* BEGIN Selected extract *
Requirements Engineering Flashcards
For International Diploma in Business Analysis (Viva)
What is the requirements engineering framework?
It demonstrates the relationship between the typical stages of the requirements engineering process.
The non-linear nature allows flexibility in the order of completion
Repetition as required.
Stakeholder engagement and consultation is necessary throughout this framework
What is a requirement?
A feature that the business staff need the new system (business or IT) to provide.
Vital step between problem and solution. Identify the needs in the presence of problems.
They should be solutionless.
What is the hierarchy of requirements?
What is the rationale for requirements engineering
- Reduces risks (eg. scope creep)
- Improves quality (eg. basis for validation and verification)
- Improves efficiency (as resources can be estimated up front and planned accordingly)
- Ensures alignment between solution and stakeholder expectations
What are general business requirements?
Specifications that apply across all projects.
Legal eg. legislative or regulatory
Business policies - eg. standards
Business constraints - eg budget
Branding and language eg. image, style
Cultural - eg. management style
What are technical business requirements?
Specifications that relate to IT technical infrastructure that apply across all projects.
Hardware
Software eg. operating systems
Interoperability eg. standard for communicating between systems
Internet eg. use of
What are functional solution requirements?
What the (IT) system has to do.
Often modelled as use cases
Create
Read
Update
Delete
What are non-functional solution requirements
Specifications on how the functionality is delivered.
Performance eg. speed of processing
Security
Access
Backup and recovery
Archiving and retention
Robustness eg. reliability
Availability
Usability
Capacity eg. volumes
Please Save All Backups and Run Apps Under Capacity
How are requirements related to objectives and solutions?
Objectives represent the high-level goals that a system/project aims to achieve and typically align with organisational strategy.
Requirements define what the system must do to meet objectives, translating them into actionable details or a blueprint for the solution.
Solutions are the systems designed to meet the requirements.
What are the different types of knowledge?
Explicit knowledge: what you know you know.
Formal, often documented, and easily shared.
Tacit knowledge: what you don’t know you know.
Personal, experiential, and often unarticulated.
eg. Taken-for-granted information, tacit assumptions, unconscious skills, intuitive understandings, cultural norms.
What are the best tools for requirements elicitation?
Both linear and agile:
- Interview, workshops, prototyping, scenario analysis, modelling
Linear only:
- Document analysis, observation, shadowing, special purpose records
What are the best tools to uncover tacit knowledge?
Scenario analysis, protocol analysis, prototyping
What is the difference between elicitation and analysis?
Requirements don’t appear fully formed and complete. They need to be cleaned, assessed and prioiritised.
What quality criteria should requirements be tested against?
i. Testable.
ii. Unambiguous.
iii. Relevant.
iv. Clear.
v. Complete.
vi. Consistent.
vii. Traceable.
What are the tasks involved in requirements analysis?
- Categorising - business or solution
- Quality assurance
- Relevance check - aligned to business/project objectives
- Feasibility check - technical, business, financial
- Atomic, distinct, conflict free
- Solution free
- Packaging for deliver eg. user, verb, noun
Name a method for assessing priority?
MOSCoW
Must have - mandatory
Should have - mandatory but may be deferred
Could have - desirable
Want to have - but won’t this time
What is the difference between contradictory and conflicting requirements?
Contradictory requirements cannot be achieved together due to direct opposition.
Conflicting requirements can both be achieved but require balancing or trade-offs.
Why are user role analysis and personas helpful in requirements analysis?
* END Selected extract *
**Complete the following**
**1)** According to the requirements engineering flashcards, which tools are best for uncovering tacit knowledge?
**2)** Pick up the requirements engineering flashcards after their final line and keep writing them.
The material that comes next has no connection to the requirements engineering flashcards.
* BEGIN Supplied information *
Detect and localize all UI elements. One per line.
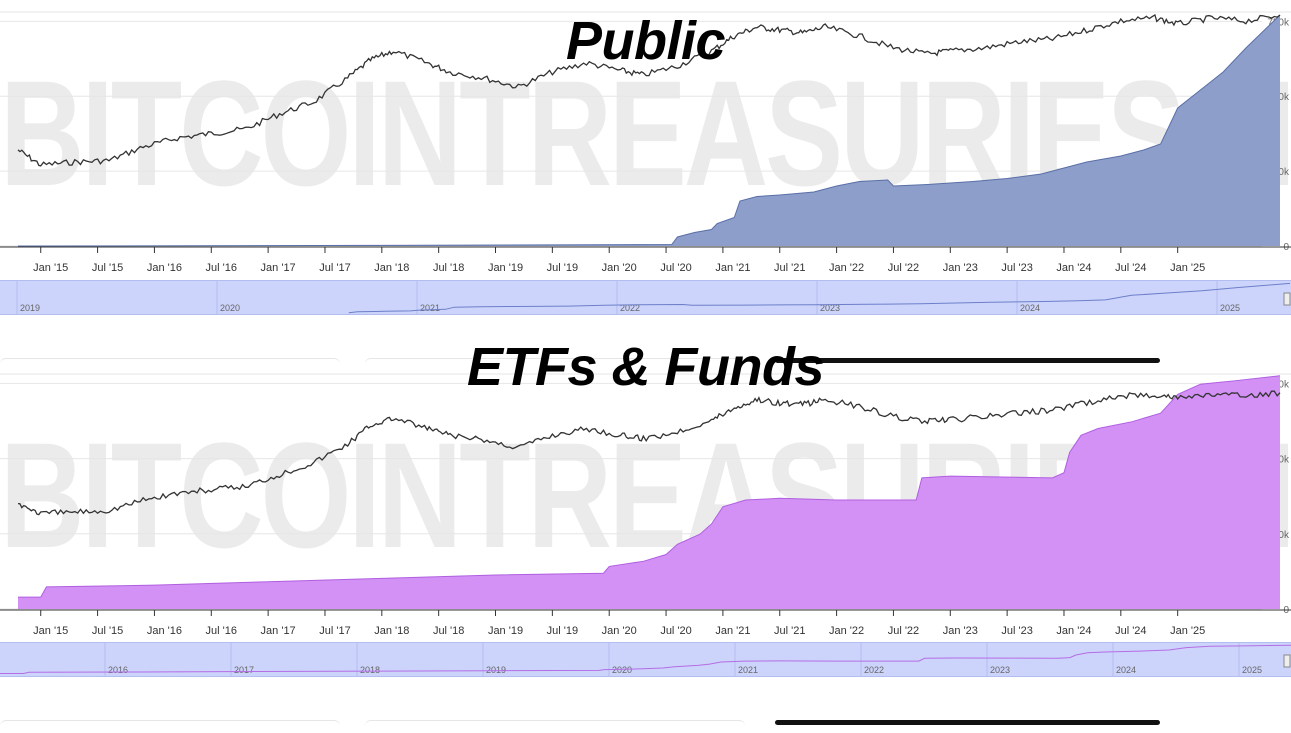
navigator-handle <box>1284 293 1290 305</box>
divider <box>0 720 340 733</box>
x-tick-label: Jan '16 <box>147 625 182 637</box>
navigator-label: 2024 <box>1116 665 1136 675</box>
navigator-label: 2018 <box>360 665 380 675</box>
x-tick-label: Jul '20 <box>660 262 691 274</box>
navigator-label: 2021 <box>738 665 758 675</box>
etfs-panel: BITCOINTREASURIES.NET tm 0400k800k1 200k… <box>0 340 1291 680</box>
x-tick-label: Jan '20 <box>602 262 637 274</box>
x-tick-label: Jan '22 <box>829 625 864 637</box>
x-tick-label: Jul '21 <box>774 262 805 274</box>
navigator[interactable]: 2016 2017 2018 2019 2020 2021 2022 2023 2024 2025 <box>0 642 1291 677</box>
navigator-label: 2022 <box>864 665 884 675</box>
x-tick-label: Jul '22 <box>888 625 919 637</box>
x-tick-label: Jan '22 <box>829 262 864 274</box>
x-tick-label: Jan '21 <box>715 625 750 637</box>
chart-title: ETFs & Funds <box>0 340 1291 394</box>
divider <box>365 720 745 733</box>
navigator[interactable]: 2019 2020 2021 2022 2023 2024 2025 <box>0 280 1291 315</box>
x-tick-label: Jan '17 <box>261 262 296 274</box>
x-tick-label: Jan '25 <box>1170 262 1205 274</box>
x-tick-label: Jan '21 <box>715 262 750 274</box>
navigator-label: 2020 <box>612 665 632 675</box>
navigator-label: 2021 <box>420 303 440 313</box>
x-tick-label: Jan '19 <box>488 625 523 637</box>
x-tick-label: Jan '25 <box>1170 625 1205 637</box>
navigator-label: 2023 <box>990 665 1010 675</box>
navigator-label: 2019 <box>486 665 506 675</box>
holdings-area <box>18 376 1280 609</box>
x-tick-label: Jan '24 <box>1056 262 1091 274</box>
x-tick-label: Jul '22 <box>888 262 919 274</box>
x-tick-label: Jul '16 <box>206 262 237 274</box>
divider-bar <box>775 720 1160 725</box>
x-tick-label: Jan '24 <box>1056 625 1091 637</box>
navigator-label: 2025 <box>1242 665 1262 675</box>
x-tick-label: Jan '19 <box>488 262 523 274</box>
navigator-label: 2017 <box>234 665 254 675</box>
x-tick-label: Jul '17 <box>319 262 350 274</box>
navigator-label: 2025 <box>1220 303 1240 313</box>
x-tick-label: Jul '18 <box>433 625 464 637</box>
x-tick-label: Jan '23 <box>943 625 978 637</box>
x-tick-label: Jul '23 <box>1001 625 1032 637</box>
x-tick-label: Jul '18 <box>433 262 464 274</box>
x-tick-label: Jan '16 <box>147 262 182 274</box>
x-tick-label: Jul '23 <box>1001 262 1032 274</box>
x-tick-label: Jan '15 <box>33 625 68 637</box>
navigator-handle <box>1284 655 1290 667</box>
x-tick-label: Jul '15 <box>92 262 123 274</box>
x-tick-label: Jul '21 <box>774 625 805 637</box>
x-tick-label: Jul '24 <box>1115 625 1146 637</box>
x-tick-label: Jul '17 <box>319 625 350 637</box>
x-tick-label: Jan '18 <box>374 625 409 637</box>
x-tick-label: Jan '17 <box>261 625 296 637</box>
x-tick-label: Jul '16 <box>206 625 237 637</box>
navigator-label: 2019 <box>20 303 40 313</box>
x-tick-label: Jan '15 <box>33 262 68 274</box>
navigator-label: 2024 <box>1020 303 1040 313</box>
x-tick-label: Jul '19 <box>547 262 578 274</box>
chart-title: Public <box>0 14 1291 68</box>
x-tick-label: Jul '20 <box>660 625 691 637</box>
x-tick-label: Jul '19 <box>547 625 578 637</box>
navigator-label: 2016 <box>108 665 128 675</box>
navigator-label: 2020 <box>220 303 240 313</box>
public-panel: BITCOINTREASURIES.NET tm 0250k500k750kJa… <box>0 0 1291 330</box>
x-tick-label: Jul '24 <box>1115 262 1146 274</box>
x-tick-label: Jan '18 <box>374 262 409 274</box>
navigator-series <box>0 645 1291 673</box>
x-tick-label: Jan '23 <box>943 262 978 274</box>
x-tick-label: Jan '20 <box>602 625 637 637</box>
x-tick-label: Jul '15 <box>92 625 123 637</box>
* END Supplied information *
* BEGIN Supplied information *
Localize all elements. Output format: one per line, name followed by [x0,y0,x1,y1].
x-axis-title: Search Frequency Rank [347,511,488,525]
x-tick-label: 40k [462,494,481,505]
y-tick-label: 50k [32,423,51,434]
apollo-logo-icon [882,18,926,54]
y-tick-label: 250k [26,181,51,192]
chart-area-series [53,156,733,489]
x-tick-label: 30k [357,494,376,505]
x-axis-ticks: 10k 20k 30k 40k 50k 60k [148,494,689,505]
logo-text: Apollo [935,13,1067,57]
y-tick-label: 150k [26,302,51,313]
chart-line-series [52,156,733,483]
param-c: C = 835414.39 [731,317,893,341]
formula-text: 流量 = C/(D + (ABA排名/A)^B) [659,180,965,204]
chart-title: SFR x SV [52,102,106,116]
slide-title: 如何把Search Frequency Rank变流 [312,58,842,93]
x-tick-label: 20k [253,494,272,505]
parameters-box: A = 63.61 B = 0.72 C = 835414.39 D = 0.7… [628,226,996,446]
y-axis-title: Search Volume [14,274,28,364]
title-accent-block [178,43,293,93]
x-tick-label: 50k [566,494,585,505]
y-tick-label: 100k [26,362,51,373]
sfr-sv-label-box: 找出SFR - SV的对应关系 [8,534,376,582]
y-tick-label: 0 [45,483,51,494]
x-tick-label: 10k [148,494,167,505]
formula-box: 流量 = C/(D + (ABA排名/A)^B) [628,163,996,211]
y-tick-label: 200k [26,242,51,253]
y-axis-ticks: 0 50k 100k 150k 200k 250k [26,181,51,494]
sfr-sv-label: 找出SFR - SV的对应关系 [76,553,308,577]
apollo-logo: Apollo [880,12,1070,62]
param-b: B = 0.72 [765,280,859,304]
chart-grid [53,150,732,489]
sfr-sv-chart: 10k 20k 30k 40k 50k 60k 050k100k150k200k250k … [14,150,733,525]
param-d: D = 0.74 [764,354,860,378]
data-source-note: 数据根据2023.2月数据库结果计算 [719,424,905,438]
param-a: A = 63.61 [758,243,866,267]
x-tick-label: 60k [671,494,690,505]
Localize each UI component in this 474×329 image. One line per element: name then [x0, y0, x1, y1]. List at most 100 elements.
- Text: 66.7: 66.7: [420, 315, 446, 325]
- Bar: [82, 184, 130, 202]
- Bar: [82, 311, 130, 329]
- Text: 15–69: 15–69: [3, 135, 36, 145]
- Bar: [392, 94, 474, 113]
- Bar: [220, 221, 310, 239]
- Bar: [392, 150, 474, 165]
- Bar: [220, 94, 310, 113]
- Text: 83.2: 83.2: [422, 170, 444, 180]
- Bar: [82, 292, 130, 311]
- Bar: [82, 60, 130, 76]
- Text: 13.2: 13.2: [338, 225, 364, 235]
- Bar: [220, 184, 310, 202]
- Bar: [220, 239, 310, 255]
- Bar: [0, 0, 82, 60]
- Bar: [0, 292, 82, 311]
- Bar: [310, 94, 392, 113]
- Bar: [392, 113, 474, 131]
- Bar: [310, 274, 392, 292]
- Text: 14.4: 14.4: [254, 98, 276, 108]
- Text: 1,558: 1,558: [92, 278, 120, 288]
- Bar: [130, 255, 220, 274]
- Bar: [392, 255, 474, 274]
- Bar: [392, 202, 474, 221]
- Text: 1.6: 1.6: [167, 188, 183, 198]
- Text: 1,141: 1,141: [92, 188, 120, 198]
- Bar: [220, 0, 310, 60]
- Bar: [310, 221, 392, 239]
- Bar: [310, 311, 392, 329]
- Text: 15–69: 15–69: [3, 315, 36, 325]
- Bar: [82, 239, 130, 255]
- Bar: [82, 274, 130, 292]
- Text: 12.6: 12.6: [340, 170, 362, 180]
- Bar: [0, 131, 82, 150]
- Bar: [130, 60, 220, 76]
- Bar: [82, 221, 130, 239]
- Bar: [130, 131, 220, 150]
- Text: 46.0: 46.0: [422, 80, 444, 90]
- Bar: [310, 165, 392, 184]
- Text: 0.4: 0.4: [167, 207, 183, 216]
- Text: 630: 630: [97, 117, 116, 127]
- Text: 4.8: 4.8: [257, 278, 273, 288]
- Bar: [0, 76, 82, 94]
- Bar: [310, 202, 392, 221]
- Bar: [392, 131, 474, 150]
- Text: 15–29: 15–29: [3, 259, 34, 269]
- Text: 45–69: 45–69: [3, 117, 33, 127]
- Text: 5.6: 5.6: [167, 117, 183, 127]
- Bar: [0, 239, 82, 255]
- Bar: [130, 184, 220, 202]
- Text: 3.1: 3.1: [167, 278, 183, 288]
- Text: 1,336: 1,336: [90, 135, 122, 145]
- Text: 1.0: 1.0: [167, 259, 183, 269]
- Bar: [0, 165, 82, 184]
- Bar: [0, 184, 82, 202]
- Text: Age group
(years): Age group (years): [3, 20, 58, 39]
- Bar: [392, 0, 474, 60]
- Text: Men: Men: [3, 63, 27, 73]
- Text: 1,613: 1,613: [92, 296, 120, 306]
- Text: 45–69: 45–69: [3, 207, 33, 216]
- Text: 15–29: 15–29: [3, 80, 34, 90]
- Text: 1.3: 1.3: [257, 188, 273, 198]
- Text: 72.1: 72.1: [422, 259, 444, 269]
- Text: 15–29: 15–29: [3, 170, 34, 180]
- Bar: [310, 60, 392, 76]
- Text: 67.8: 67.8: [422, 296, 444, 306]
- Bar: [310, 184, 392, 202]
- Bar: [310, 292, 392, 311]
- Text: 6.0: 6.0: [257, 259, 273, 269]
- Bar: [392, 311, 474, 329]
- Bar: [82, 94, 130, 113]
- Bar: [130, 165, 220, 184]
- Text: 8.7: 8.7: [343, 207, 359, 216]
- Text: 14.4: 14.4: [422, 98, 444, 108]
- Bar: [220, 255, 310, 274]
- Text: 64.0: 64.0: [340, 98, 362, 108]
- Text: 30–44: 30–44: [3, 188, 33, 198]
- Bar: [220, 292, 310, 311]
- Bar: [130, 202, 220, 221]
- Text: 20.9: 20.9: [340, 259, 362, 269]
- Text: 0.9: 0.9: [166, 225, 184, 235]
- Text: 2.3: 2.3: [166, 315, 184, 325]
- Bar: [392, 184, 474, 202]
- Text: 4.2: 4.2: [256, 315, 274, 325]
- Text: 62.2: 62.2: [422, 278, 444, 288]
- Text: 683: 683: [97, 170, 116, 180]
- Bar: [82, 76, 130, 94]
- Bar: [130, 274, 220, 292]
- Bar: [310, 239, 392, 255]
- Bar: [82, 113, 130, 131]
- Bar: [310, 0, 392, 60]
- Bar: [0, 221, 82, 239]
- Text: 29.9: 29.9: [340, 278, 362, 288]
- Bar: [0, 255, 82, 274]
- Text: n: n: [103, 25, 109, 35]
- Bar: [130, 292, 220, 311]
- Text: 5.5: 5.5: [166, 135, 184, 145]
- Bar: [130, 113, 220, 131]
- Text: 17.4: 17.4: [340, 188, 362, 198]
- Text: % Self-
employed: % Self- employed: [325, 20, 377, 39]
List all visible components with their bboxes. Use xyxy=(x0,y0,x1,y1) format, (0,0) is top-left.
* END Supplied information *
**Replies**
**1)** Scenario analysis, protocol analysis, and prototyping.

**2)**
User role analysis helps in identifying the various user groups that will interact with the system.
Each group may have different needs and priorities.
Understanding these can help tailor the system to meet those needs effectively.
Essential when there would be too many stakeholders to talk to individually.
For each user role, potential sub-groups are identified that share overall membership in the user group but differ in how and why they might interact with a solution.
Personas are low-level archetypes, fleshed out with enough details to make them seem ‘real’
They help stakeholders to understand why and how individuals might interact with the solution.
What is the rationale for requirements validation?
Reviewing requirements with stakeholders to ensure that they are accurate, feasible, and aligned with the project’s goals, while also facilitating better communication and understanding among stakeholders
What is the requirements validation?
A stakeholder group review for the purposes of finding deficiencies in requirements.
Objective is to increase quality of the requirements developed and increase user confidence in that development.
The idea is to:
- catch errors and reveal omissions
- establish user buy in
- check adherence to standards
Who is usually involved in requirements validation and in what capacity?
Chairperson - to control the review
Business analyst - to provide information about the requirements
Business sponsor - ensure they’re aligned with business objectives and are in scope
Business owners - ensure they’re clear and correct
SMEs - ensure they reflect correct business practice
Solution architect - ensures they’re achievable within the enterprise architecture
Developers - ensure technical feasibility
Testers - ensures they’re testable
Project team - ensure they’re compliant
What is the requirements validation process for a linear project?
- Evaluated at the detailed level, ready for development.
- Final opportunity to confirm and accept requirements.
- The level of formality will depend on the characteristics of the project eg. compliance issues, strategic importance, budget etc.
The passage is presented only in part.